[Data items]
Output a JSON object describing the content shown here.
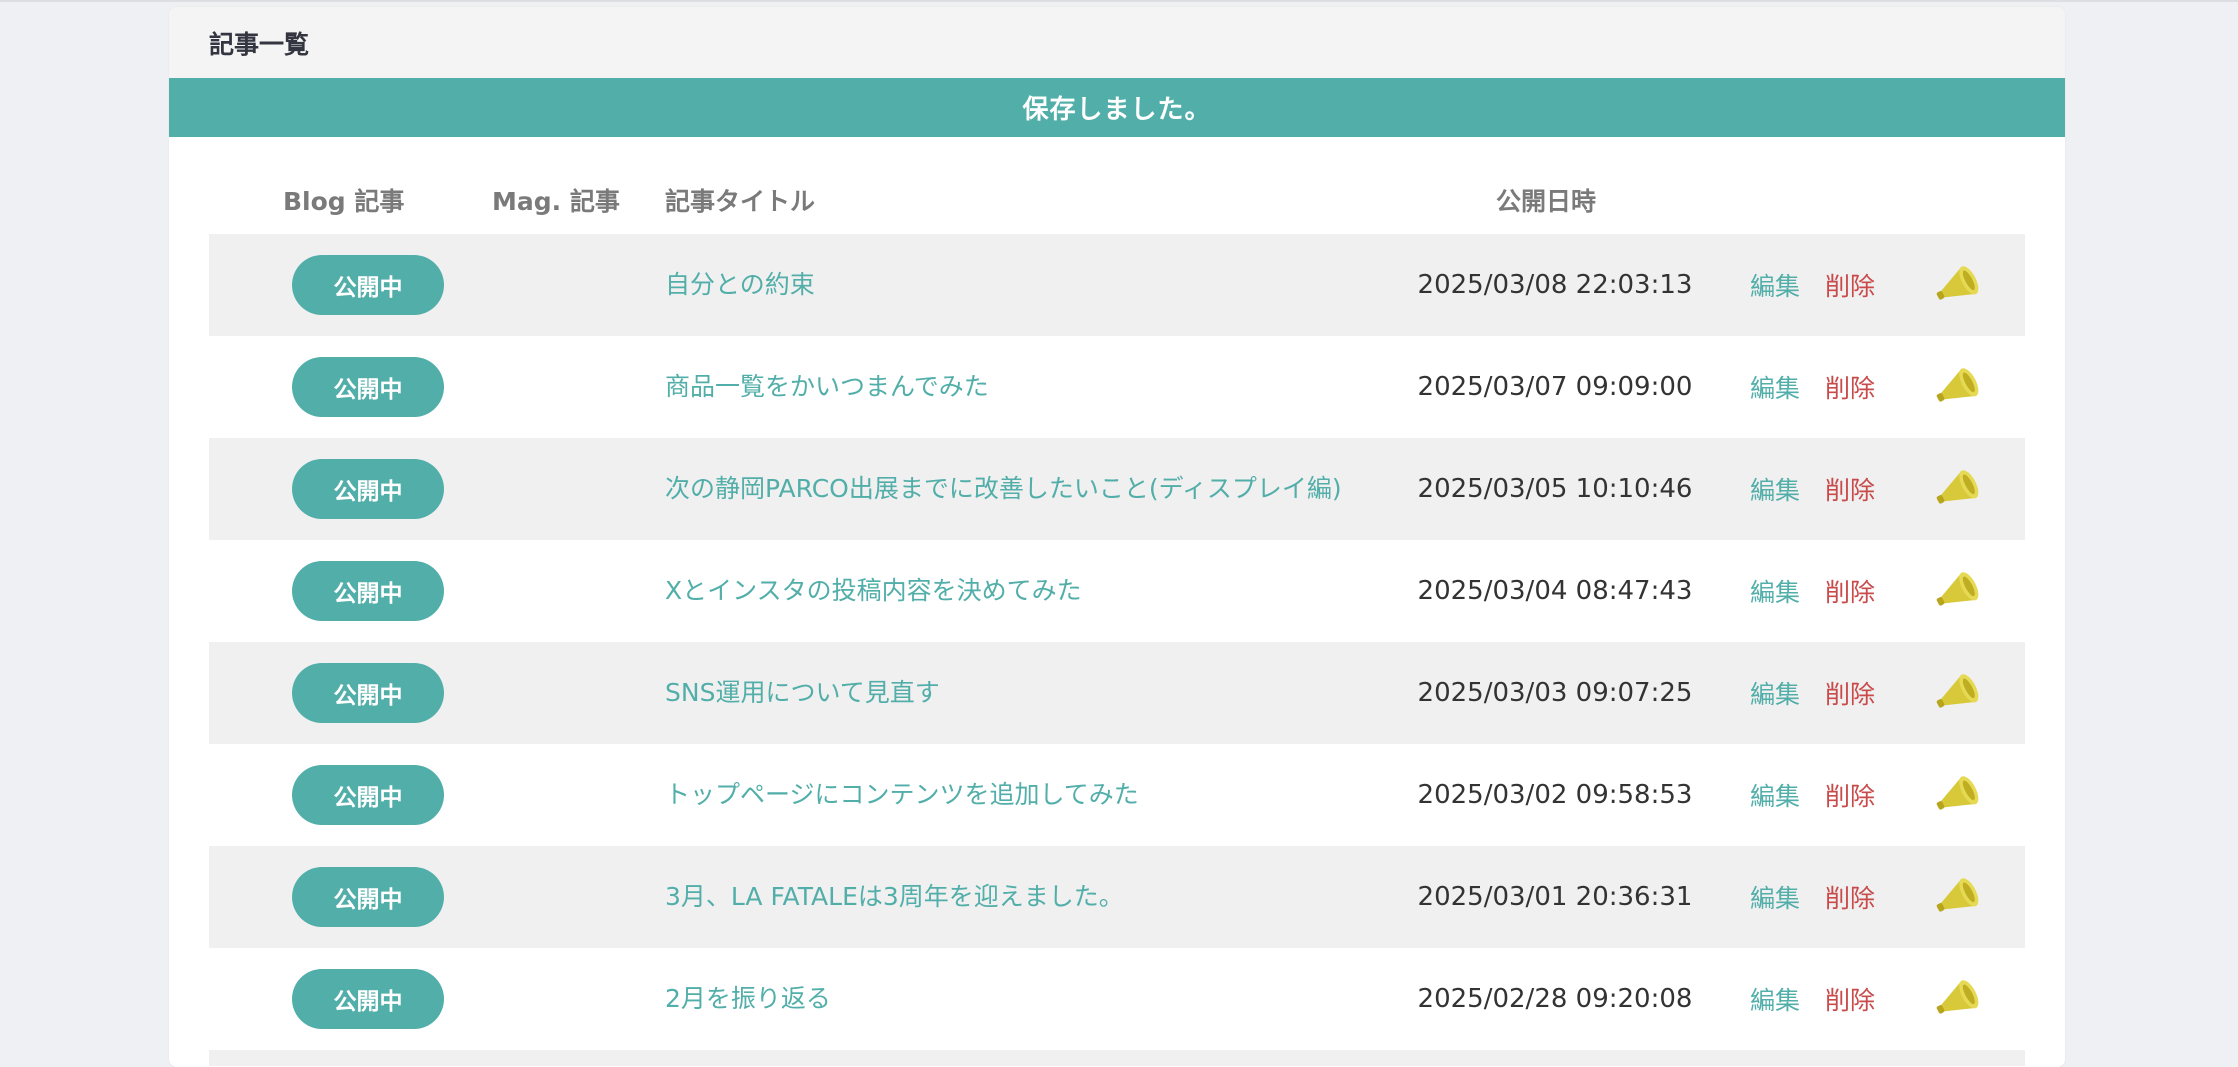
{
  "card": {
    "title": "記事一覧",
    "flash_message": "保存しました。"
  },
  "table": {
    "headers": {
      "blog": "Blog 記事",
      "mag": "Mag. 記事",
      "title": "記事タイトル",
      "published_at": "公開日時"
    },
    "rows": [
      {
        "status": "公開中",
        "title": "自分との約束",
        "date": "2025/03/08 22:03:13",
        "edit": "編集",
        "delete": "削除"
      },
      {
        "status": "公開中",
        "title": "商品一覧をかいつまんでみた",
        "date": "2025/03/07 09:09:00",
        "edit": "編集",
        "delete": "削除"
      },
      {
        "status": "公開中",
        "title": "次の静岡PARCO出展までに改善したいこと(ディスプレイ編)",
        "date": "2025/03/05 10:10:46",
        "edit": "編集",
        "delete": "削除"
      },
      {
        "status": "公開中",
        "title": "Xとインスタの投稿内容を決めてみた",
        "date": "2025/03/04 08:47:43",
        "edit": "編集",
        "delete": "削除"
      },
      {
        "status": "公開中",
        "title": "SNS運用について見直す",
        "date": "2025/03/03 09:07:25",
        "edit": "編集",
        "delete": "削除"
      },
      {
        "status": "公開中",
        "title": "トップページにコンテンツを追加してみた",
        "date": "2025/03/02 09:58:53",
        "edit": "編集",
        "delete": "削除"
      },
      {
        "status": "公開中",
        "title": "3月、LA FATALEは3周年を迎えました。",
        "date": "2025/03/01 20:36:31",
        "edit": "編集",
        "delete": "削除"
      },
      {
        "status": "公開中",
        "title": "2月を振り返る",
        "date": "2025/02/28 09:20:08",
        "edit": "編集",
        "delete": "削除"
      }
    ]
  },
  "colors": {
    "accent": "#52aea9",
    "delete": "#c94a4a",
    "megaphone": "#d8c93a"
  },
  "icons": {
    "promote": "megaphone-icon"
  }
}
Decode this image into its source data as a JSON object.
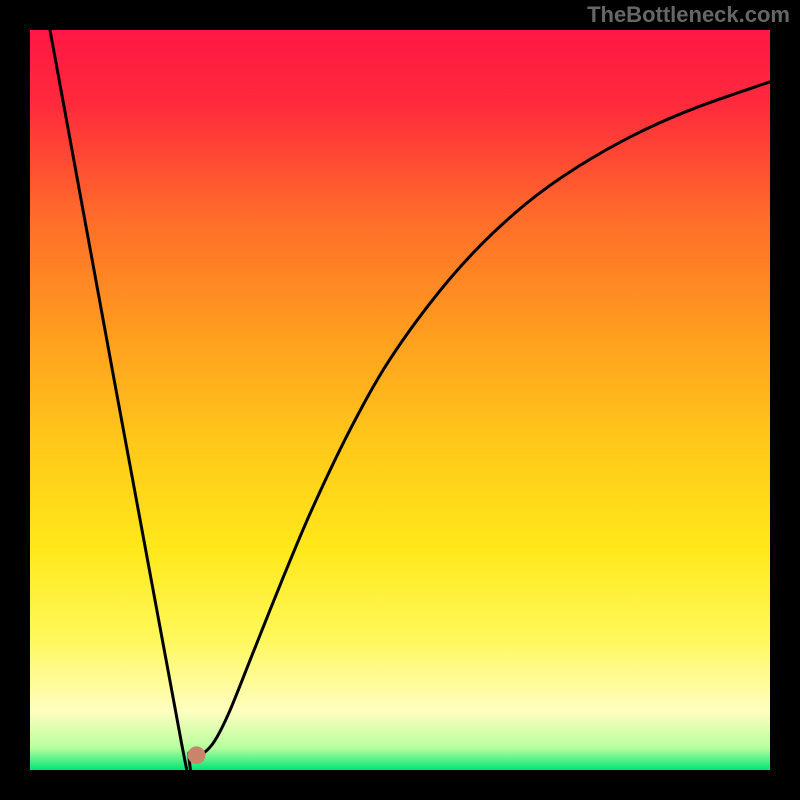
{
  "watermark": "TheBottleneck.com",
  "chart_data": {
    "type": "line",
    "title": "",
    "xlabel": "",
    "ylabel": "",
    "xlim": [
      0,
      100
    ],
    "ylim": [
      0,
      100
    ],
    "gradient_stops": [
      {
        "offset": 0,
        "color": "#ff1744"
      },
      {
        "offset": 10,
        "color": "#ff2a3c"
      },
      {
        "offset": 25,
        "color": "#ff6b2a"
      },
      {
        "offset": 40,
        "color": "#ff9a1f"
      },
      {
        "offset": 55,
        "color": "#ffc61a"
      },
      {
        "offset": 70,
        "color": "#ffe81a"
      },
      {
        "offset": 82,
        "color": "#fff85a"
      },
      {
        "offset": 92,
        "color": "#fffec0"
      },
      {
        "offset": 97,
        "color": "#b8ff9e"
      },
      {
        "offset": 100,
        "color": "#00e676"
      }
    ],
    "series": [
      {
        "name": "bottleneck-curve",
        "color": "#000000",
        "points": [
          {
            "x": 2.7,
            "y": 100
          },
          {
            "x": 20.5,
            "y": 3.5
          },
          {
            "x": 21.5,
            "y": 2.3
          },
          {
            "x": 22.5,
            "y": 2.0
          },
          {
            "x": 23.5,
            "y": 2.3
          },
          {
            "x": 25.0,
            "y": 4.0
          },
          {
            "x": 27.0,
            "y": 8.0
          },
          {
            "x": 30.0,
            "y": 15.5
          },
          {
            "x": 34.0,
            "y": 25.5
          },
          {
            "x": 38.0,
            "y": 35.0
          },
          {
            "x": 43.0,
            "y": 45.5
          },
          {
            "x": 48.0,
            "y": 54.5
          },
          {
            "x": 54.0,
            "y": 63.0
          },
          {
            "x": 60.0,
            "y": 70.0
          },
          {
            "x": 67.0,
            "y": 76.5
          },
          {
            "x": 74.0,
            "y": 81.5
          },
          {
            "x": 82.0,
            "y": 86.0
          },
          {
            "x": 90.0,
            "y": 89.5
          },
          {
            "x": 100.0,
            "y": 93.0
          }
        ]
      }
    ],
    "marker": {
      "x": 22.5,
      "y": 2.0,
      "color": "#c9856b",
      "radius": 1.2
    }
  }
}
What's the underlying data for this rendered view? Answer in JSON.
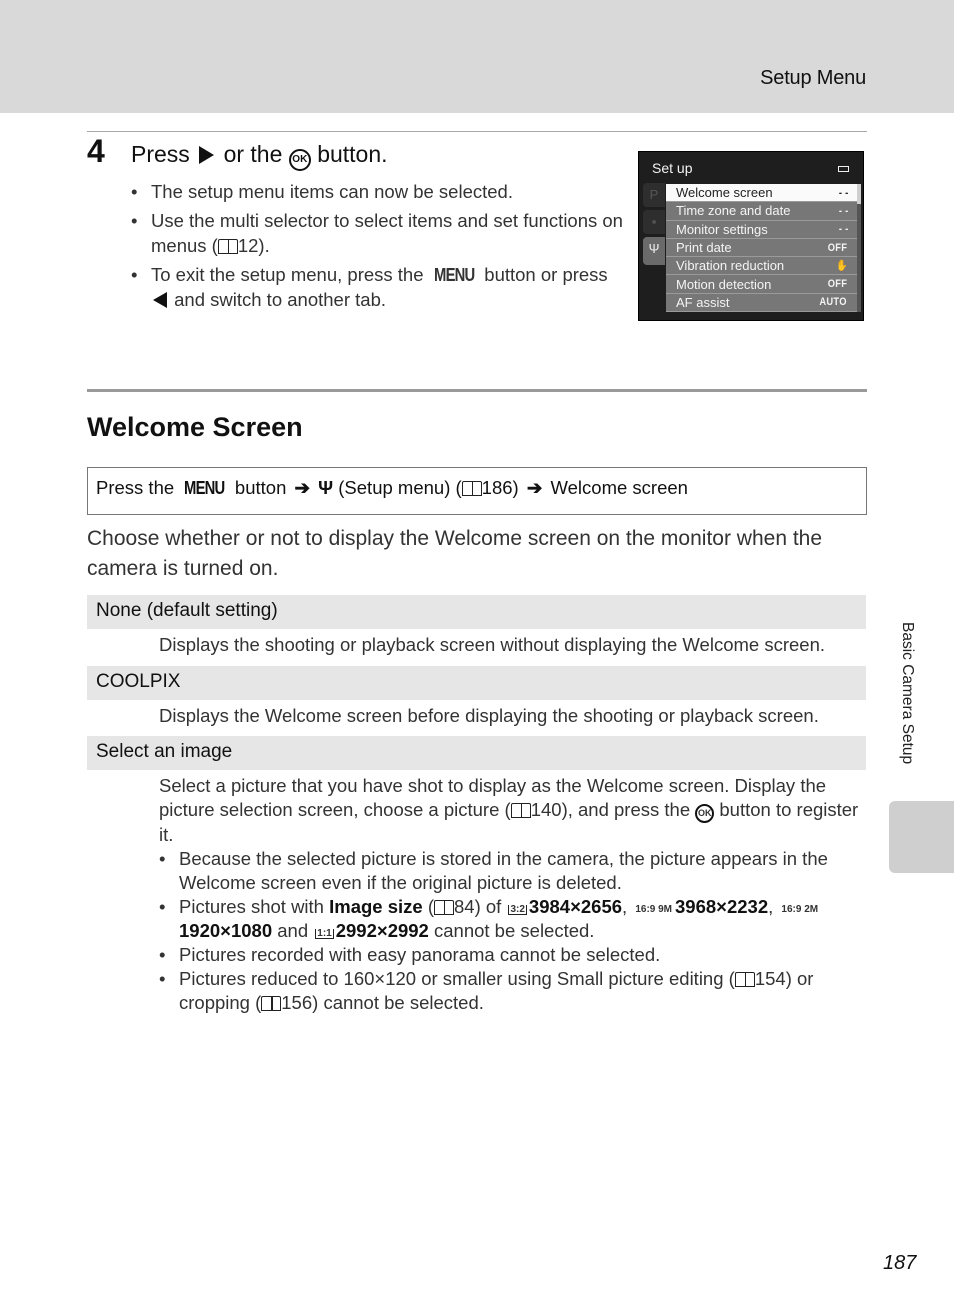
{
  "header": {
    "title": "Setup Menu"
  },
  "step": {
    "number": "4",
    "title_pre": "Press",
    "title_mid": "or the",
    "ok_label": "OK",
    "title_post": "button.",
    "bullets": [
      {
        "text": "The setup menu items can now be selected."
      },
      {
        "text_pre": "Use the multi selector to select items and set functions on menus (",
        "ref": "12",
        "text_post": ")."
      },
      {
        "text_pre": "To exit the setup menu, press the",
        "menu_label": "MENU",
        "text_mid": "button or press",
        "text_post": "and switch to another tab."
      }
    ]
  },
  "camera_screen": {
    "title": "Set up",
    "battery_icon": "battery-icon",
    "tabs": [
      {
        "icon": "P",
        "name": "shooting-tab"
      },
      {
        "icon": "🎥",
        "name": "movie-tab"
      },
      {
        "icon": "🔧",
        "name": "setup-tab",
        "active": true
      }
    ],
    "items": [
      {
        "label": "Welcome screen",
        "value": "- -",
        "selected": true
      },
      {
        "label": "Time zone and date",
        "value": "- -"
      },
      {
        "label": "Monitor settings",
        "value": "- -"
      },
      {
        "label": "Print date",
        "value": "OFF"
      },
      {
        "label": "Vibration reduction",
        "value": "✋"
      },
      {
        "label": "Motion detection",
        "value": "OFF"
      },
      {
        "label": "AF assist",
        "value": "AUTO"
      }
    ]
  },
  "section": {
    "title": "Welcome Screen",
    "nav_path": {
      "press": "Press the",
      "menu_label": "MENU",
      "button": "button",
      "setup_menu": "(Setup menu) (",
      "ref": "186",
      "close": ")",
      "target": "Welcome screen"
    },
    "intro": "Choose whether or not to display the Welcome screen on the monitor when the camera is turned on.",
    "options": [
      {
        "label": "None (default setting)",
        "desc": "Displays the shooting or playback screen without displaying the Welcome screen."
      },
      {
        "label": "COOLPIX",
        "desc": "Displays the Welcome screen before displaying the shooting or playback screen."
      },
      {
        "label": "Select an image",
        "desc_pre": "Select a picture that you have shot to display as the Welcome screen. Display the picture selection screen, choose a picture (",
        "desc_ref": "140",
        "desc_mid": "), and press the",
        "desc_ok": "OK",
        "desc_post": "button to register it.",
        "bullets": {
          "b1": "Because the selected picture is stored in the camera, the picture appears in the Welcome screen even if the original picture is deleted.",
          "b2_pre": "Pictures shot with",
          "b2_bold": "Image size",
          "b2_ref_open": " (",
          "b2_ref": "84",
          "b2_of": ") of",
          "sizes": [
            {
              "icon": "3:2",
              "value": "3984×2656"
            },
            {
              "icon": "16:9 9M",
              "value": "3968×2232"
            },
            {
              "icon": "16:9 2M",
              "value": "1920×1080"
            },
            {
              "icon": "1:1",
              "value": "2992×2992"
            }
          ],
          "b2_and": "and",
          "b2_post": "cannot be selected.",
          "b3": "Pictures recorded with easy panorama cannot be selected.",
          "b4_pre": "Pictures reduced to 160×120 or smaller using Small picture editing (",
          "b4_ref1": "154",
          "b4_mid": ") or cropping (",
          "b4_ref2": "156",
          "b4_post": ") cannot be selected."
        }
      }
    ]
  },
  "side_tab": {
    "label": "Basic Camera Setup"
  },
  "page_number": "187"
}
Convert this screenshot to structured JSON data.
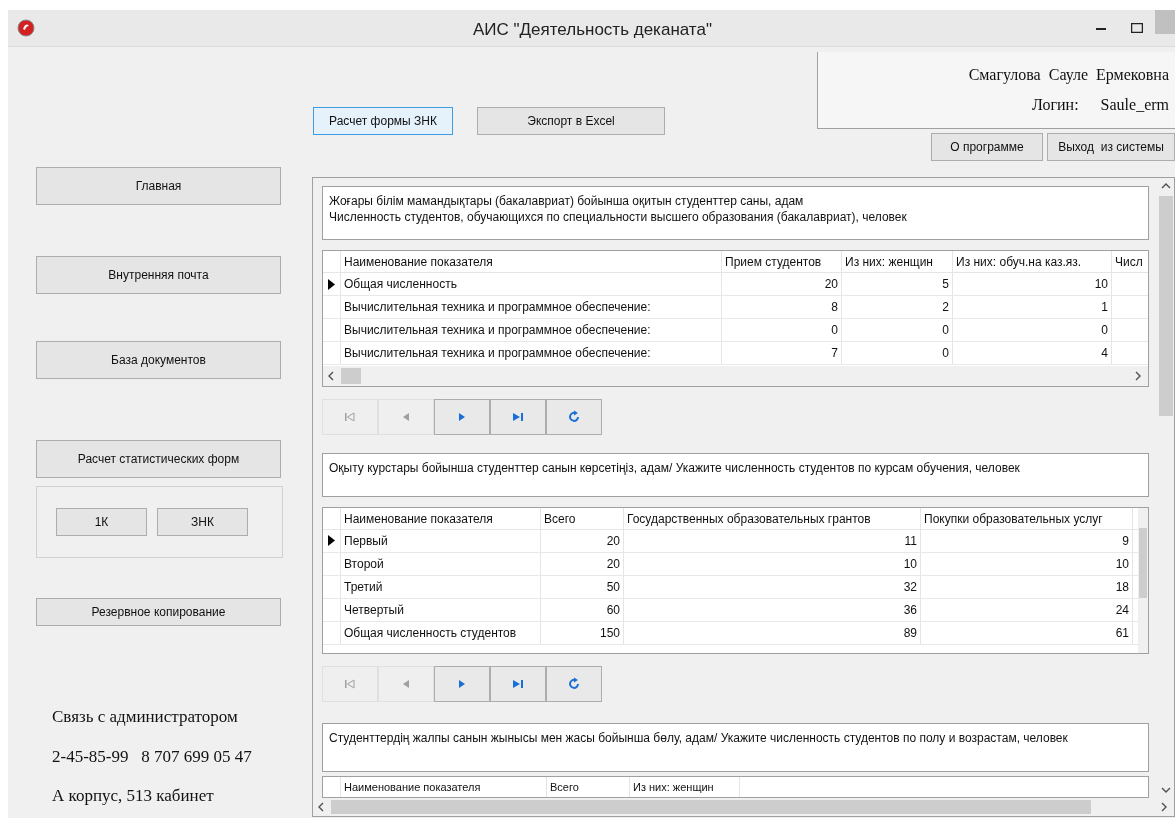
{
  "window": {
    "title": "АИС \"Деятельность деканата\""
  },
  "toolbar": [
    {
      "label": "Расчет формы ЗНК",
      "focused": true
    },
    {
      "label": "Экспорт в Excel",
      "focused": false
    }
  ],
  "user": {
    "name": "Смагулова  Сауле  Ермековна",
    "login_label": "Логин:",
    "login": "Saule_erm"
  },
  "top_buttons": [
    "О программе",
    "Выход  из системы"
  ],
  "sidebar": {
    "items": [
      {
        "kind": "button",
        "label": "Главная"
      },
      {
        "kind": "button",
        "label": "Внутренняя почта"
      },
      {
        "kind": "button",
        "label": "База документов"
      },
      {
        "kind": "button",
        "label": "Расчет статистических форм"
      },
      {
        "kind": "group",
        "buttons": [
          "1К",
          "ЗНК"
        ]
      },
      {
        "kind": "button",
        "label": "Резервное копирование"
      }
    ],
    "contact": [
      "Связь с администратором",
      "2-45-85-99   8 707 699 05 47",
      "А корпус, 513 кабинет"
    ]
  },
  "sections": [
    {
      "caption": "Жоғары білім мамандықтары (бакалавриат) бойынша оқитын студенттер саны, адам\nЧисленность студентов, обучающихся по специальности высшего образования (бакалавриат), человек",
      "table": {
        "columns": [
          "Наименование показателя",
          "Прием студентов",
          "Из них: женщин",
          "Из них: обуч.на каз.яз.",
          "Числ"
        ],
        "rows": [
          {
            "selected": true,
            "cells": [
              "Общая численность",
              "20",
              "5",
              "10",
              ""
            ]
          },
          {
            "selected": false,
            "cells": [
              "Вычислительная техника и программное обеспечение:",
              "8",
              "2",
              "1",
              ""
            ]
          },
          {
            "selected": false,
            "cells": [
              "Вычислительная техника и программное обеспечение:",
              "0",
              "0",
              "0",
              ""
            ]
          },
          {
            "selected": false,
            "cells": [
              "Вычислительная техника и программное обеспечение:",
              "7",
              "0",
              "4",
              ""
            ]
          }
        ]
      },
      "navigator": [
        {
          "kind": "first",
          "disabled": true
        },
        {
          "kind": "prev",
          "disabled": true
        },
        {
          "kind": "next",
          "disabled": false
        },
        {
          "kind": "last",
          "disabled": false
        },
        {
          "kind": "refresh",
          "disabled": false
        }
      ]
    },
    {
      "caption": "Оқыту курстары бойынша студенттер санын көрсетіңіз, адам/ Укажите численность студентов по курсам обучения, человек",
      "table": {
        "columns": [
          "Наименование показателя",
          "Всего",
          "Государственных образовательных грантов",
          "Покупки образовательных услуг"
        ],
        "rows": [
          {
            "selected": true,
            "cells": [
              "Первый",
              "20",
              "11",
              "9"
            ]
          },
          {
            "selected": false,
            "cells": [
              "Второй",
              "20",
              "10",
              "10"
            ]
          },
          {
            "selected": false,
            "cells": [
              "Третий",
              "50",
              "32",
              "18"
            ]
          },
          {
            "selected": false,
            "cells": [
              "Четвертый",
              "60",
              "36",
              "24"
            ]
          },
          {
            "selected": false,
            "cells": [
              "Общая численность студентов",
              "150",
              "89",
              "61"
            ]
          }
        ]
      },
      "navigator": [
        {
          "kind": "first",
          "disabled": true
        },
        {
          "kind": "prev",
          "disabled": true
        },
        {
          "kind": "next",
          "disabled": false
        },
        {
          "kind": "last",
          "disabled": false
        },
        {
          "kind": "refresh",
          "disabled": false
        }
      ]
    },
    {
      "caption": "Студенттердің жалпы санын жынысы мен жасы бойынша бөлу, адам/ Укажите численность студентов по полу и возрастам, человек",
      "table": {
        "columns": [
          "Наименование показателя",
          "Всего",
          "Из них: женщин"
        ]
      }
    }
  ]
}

- Short task -
Your task is to pick out every line with the string "this" and copy it.

- Task response -
Decode this image into its source data as a JSON object.
What's the underlying data for this rendered view? Answer in JSON.
Convert this screenshot to structured JSON data.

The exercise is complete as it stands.